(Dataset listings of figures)
******

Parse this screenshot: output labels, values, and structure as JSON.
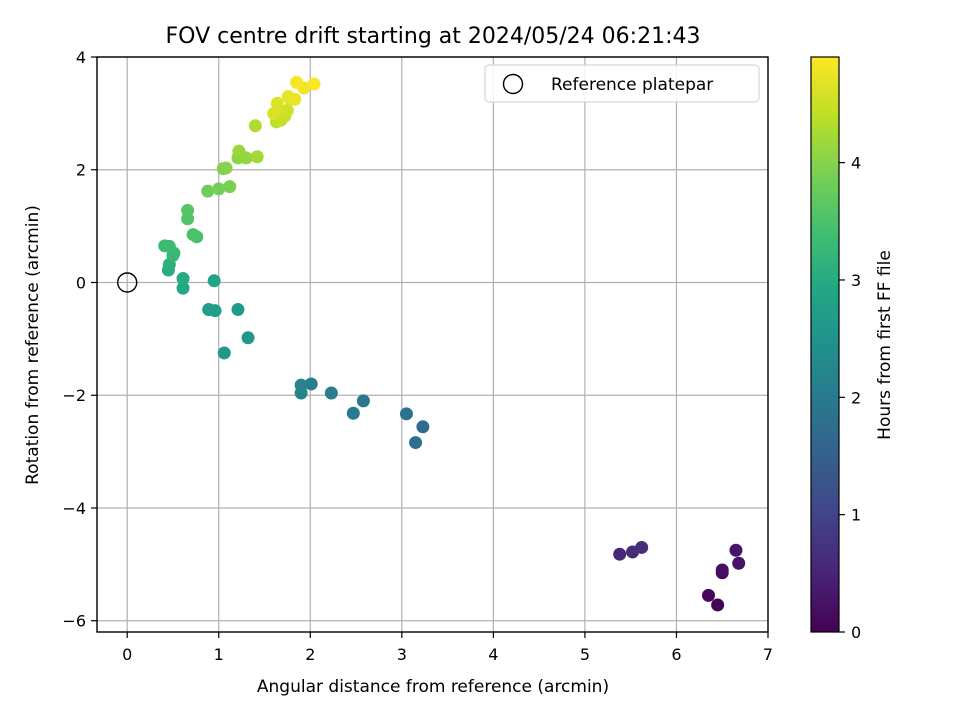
{
  "chart_data": {
    "type": "scatter",
    "title": "FOV centre drift starting at 2024/05/24 06:21:43",
    "xlabel": "Angular distance from reference (arcmin)",
    "ylabel": "Rotation from reference (arcmin)",
    "xlim": [
      -0.33,
      7.0
    ],
    "ylim": [
      -6.2,
      4.0
    ],
    "xticks": [
      0,
      1,
      2,
      3,
      4,
      5,
      6,
      7
    ],
    "xtick_labels": [
      "0",
      "1",
      "2",
      "3",
      "4",
      "5",
      "6",
      "7"
    ],
    "yticks": [
      -6,
      -4,
      -2,
      0,
      2,
      4
    ],
    "ytick_labels": [
      "−6",
      "−4",
      "−2",
      "0",
      "2",
      "4"
    ],
    "grid": true,
    "legend": {
      "position": "top-right",
      "entries": [
        {
          "label": "Reference platepar",
          "marker": "open-circle"
        }
      ]
    },
    "reference_point": {
      "x": 0,
      "y": 0
    },
    "colorbar": {
      "label": "Hours from first FF file",
      "colormap": "viridis",
      "range": [
        0,
        4.9
      ],
      "ticks": [
        0,
        1,
        2,
        3,
        4
      ],
      "tick_labels": [
        "0",
        "1",
        "2",
        "3",
        "4"
      ]
    },
    "points": [
      {
        "x": 6.45,
        "y": -5.72,
        "c": 0.05
      },
      {
        "x": 6.35,
        "y": -5.55,
        "c": 0.1
      },
      {
        "x": 6.5,
        "y": -5.15,
        "c": 0.15
      },
      {
        "x": 6.5,
        "y": -5.1,
        "c": 0.2
      },
      {
        "x": 6.68,
        "y": -4.98,
        "c": 0.25
      },
      {
        "x": 6.65,
        "y": -4.75,
        "c": 0.3
      },
      {
        "x": 5.38,
        "y": -4.82,
        "c": 0.55
      },
      {
        "x": 5.52,
        "y": -4.78,
        "c": 0.6
      },
      {
        "x": 5.62,
        "y": -4.7,
        "c": 0.65
      },
      {
        "x": 3.23,
        "y": -2.56,
        "c": 1.75
      },
      {
        "x": 3.15,
        "y": -2.84,
        "c": 1.8
      },
      {
        "x": 3.05,
        "y": -2.33,
        "c": 1.85
      },
      {
        "x": 2.58,
        "y": -2.1,
        "c": 1.95
      },
      {
        "x": 2.47,
        "y": -2.32,
        "c": 2.0
      },
      {
        "x": 2.23,
        "y": -1.96,
        "c": 2.05
      },
      {
        "x": 2.01,
        "y": -1.8,
        "c": 2.1
      },
      {
        "x": 1.9,
        "y": -1.82,
        "c": 2.15
      },
      {
        "x": 1.9,
        "y": -1.96,
        "c": 2.2
      },
      {
        "x": 1.32,
        "y": -0.98,
        "c": 2.55
      },
      {
        "x": 1.06,
        "y": -1.25,
        "c": 2.6
      },
      {
        "x": 1.21,
        "y": -0.48,
        "c": 2.65
      },
      {
        "x": 0.96,
        "y": -0.5,
        "c": 2.75
      },
      {
        "x": 0.89,
        "y": -0.48,
        "c": 2.7
      },
      {
        "x": 0.95,
        "y": 0.03,
        "c": 2.85
      },
      {
        "x": 0.61,
        "y": -0.1,
        "c": 2.95
      },
      {
        "x": 0.61,
        "y": 0.07,
        "c": 3.0
      },
      {
        "x": 0.45,
        "y": 0.22,
        "c": 3.05
      },
      {
        "x": 0.46,
        "y": 0.32,
        "c": 3.1
      },
      {
        "x": 0.5,
        "y": 0.48,
        "c": 3.2
      },
      {
        "x": 0.51,
        "y": 0.52,
        "c": 3.25
      },
      {
        "x": 0.46,
        "y": 0.64,
        "c": 3.3
      },
      {
        "x": 0.41,
        "y": 0.65,
        "c": 3.35
      },
      {
        "x": 0.76,
        "y": 0.81,
        "c": 3.45
      },
      {
        "x": 0.72,
        "y": 0.85,
        "c": 3.5
      },
      {
        "x": 0.66,
        "y": 1.13,
        "c": 3.55
      },
      {
        "x": 0.66,
        "y": 1.28,
        "c": 3.6
      },
      {
        "x": 0.88,
        "y": 1.62,
        "c": 3.8
      },
      {
        "x": 1.0,
        "y": 1.66,
        "c": 3.85
      },
      {
        "x": 1.12,
        "y": 1.7,
        "c": 3.9
      },
      {
        "x": 1.05,
        "y": 2.02,
        "c": 3.95
      },
      {
        "x": 1.08,
        "y": 2.03,
        "c": 4.0
      },
      {
        "x": 1.21,
        "y": 2.21,
        "c": 4.05
      },
      {
        "x": 1.3,
        "y": 2.21,
        "c": 4.1
      },
      {
        "x": 1.22,
        "y": 2.33,
        "c": 4.15
      },
      {
        "x": 1.42,
        "y": 2.23,
        "c": 4.2
      },
      {
        "x": 1.4,
        "y": 2.78,
        "c": 4.3
      },
      {
        "x": 1.63,
        "y": 2.85,
        "c": 4.4
      },
      {
        "x": 1.68,
        "y": 2.88,
        "c": 4.45
      },
      {
        "x": 1.72,
        "y": 2.95,
        "c": 4.5
      },
      {
        "x": 1.75,
        "y": 3.05,
        "c": 4.55
      },
      {
        "x": 1.6,
        "y": 3.0,
        "c": 4.6
      },
      {
        "x": 1.65,
        "y": 3.1,
        "c": 4.62
      },
      {
        "x": 1.64,
        "y": 3.18,
        "c": 4.65
      },
      {
        "x": 1.78,
        "y": 3.25,
        "c": 4.68
      },
      {
        "x": 1.76,
        "y": 3.3,
        "c": 4.72
      },
      {
        "x": 1.83,
        "y": 3.25,
        "c": 4.75
      },
      {
        "x": 1.93,
        "y": 3.45,
        "c": 4.8
      },
      {
        "x": 1.85,
        "y": 3.55,
        "c": 4.85
      },
      {
        "x": 2.04,
        "y": 3.52,
        "c": 4.88
      }
    ]
  }
}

******

§ What to work on
Exclude all images and restate the records above word for word.

§ Result of the task
Parse this screenshot: output labels, values, and structure as JSON.
{
  "chart_data": {
    "type": "scatter",
    "title": "FOV centre drift starting at 2024/05/24 06:21:43",
    "xlabel": "Angular distance from reference (arcmin)",
    "ylabel": "Rotation from reference (arcmin)",
    "xlim": [
      -0.33,
      7.0
    ],
    "ylim": [
      -6.2,
      4.0
    ],
    "xticks": [
      0,
      1,
      2,
      3,
      4,
      5,
      6,
      7
    ],
    "xtick_labels": [
      "0",
      "1",
      "2",
      "3",
      "4",
      "5",
      "6",
      "7"
    ],
    "yticks": [
      -6,
      -4,
      -2,
      0,
      2,
      4
    ],
    "ytick_labels": [
      "−6",
      "−4",
      "−2",
      "0",
      "2",
      "4"
    ],
    "grid": true,
    "legend": {
      "position": "top-right",
      "entries": [
        {
          "label": "Reference platepar",
          "marker": "open-circle"
        }
      ]
    },
    "reference_point": {
      "x": 0,
      "y": 0
    },
    "colorbar": {
      "label": "Hours from first FF file",
      "colormap": "viridis",
      "range": [
        0,
        4.9
      ],
      "ticks": [
        0,
        1,
        2,
        3,
        4
      ],
      "tick_labels": [
        "0",
        "1",
        "2",
        "3",
        "4"
      ]
    },
    "points": [
      {
        "x": 6.45,
        "y": -5.72,
        "c": 0.05
      },
      {
        "x": 6.35,
        "y": -5.55,
        "c": 0.1
      },
      {
        "x": 6.5,
        "y": -5.15,
        "c": 0.15
      },
      {
        "x": 6.5,
        "y": -5.1,
        "c": 0.2
      },
      {
        "x": 6.68,
        "y": -4.98,
        "c": 0.25
      },
      {
        "x": 6.65,
        "y": -4.75,
        "c": 0.3
      },
      {
        "x": 5.38,
        "y": -4.82,
        "c": 0.55
      },
      {
        "x": 5.52,
        "y": -4.78,
        "c": 0.6
      },
      {
        "x": 5.62,
        "y": -4.7,
        "c": 0.65
      },
      {
        "x": 3.23,
        "y": -2.56,
        "c": 1.75
      },
      {
        "x": 3.15,
        "y": -2.84,
        "c": 1.8
      },
      {
        "x": 3.05,
        "y": -2.33,
        "c": 1.85
      },
      {
        "x": 2.58,
        "y": -2.1,
        "c": 1.95
      },
      {
        "x": 2.47,
        "y": -2.32,
        "c": 2.0
      },
      {
        "x": 2.23,
        "y": -1.96,
        "c": 2.05
      },
      {
        "x": 2.01,
        "y": -1.8,
        "c": 2.1
      },
      {
        "x": 1.9,
        "y": -1.82,
        "c": 2.15
      },
      {
        "x": 1.9,
        "y": -1.96,
        "c": 2.2
      },
      {
        "x": 1.32,
        "y": -0.98,
        "c": 2.55
      },
      {
        "x": 1.06,
        "y": -1.25,
        "c": 2.6
      },
      {
        "x": 1.21,
        "y": -0.48,
        "c": 2.65
      },
      {
        "x": 0.96,
        "y": -0.5,
        "c": 2.75
      },
      {
        "x": 0.89,
        "y": -0.48,
        "c": 2.7
      },
      {
        "x": 0.95,
        "y": 0.03,
        "c": 2.85
      },
      {
        "x": 0.61,
        "y": -0.1,
        "c": 2.95
      },
      {
        "x": 0.61,
        "y": 0.07,
        "c": 3.0
      },
      {
        "x": 0.45,
        "y": 0.22,
        "c": 3.05
      },
      {
        "x": 0.46,
        "y": 0.32,
        "c": 3.1
      },
      {
        "x": 0.5,
        "y": 0.48,
        "c": 3.2
      },
      {
        "x": 0.51,
        "y": 0.52,
        "c": 3.25
      },
      {
        "x": 0.46,
        "y": 0.64,
        "c": 3.3
      },
      {
        "x": 0.41,
        "y": 0.65,
        "c": 3.35
      },
      {
        "x": 0.76,
        "y": 0.81,
        "c": 3.45
      },
      {
        "x": 0.72,
        "y": 0.85,
        "c": 3.5
      },
      {
        "x": 0.66,
        "y": 1.13,
        "c": 3.55
      },
      {
        "x": 0.66,
        "y": 1.28,
        "c": 3.6
      },
      {
        "x": 0.88,
        "y": 1.62,
        "c": 3.8
      },
      {
        "x": 1.0,
        "y": 1.66,
        "c": 3.85
      },
      {
        "x": 1.12,
        "y": 1.7,
        "c": 3.9
      },
      {
        "x": 1.05,
        "y": 2.02,
        "c": 3.95
      },
      {
        "x": 1.08,
        "y": 2.03,
        "c": 4.0
      },
      {
        "x": 1.21,
        "y": 2.21,
        "c": 4.05
      },
      {
        "x": 1.3,
        "y": 2.21,
        "c": 4.1
      },
      {
        "x": 1.22,
        "y": 2.33,
        "c": 4.15
      },
      {
        "x": 1.42,
        "y": 2.23,
        "c": 4.2
      },
      {
        "x": 1.4,
        "y": 2.78,
        "c": 4.3
      },
      {
        "x": 1.63,
        "y": 2.85,
        "c": 4.4
      },
      {
        "x": 1.68,
        "y": 2.88,
        "c": 4.45
      },
      {
        "x": 1.72,
        "y": 2.95,
        "c": 4.5
      },
      {
        "x": 1.75,
        "y": 3.05,
        "c": 4.55
      },
      {
        "x": 1.6,
        "y": 3.0,
        "c": 4.6
      },
      {
        "x": 1.65,
        "y": 3.1,
        "c": 4.62
      },
      {
        "x": 1.64,
        "y": 3.18,
        "c": 4.65
      },
      {
        "x": 1.78,
        "y": 3.25,
        "c": 4.68
      },
      {
        "x": 1.76,
        "y": 3.3,
        "c": 4.72
      },
      {
        "x": 1.83,
        "y": 3.25,
        "c": 4.75
      },
      {
        "x": 1.93,
        "y": 3.45,
        "c": 4.8
      },
      {
        "x": 1.85,
        "y": 3.55,
        "c": 4.85
      },
      {
        "x": 2.04,
        "y": 3.52,
        "c": 4.88
      }
    ]
  }
}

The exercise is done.